What the task asks: Copy out each line containing "example" from the entries below.

Exercise data:
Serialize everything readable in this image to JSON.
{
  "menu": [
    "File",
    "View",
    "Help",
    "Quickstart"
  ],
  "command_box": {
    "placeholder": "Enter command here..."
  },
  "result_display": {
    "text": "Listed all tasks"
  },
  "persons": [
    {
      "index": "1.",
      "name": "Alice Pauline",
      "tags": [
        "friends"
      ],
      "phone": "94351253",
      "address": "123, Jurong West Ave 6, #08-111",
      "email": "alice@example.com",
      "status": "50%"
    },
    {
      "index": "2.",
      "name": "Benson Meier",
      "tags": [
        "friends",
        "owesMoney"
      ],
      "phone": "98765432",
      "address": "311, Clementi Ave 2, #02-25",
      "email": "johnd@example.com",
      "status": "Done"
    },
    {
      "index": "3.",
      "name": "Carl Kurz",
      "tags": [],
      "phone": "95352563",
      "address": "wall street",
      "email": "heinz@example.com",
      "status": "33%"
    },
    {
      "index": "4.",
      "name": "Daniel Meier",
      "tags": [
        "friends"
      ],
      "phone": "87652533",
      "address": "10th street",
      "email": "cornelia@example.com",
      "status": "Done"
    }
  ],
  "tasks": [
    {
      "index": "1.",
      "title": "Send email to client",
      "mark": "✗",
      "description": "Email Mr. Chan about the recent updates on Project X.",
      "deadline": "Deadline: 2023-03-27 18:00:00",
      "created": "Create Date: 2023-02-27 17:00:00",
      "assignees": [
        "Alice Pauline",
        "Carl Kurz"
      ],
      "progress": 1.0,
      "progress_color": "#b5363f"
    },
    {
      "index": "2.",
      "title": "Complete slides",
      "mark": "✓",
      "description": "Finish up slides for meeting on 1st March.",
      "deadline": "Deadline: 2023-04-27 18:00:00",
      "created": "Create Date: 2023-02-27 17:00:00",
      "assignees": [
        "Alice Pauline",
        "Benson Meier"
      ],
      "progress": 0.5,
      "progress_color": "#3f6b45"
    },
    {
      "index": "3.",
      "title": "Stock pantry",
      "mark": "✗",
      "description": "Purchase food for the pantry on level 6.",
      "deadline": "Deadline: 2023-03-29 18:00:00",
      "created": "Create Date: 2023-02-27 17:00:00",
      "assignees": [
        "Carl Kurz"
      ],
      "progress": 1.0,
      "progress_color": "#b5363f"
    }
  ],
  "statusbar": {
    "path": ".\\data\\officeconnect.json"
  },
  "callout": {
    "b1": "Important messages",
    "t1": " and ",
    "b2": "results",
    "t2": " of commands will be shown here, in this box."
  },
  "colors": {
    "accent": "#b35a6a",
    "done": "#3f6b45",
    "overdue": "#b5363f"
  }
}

Solution:
      "email": "alice@example.com",
      "email": "johnd@example.com",
      "email": "heinz@example.com",
      "email": "cornelia@example.com",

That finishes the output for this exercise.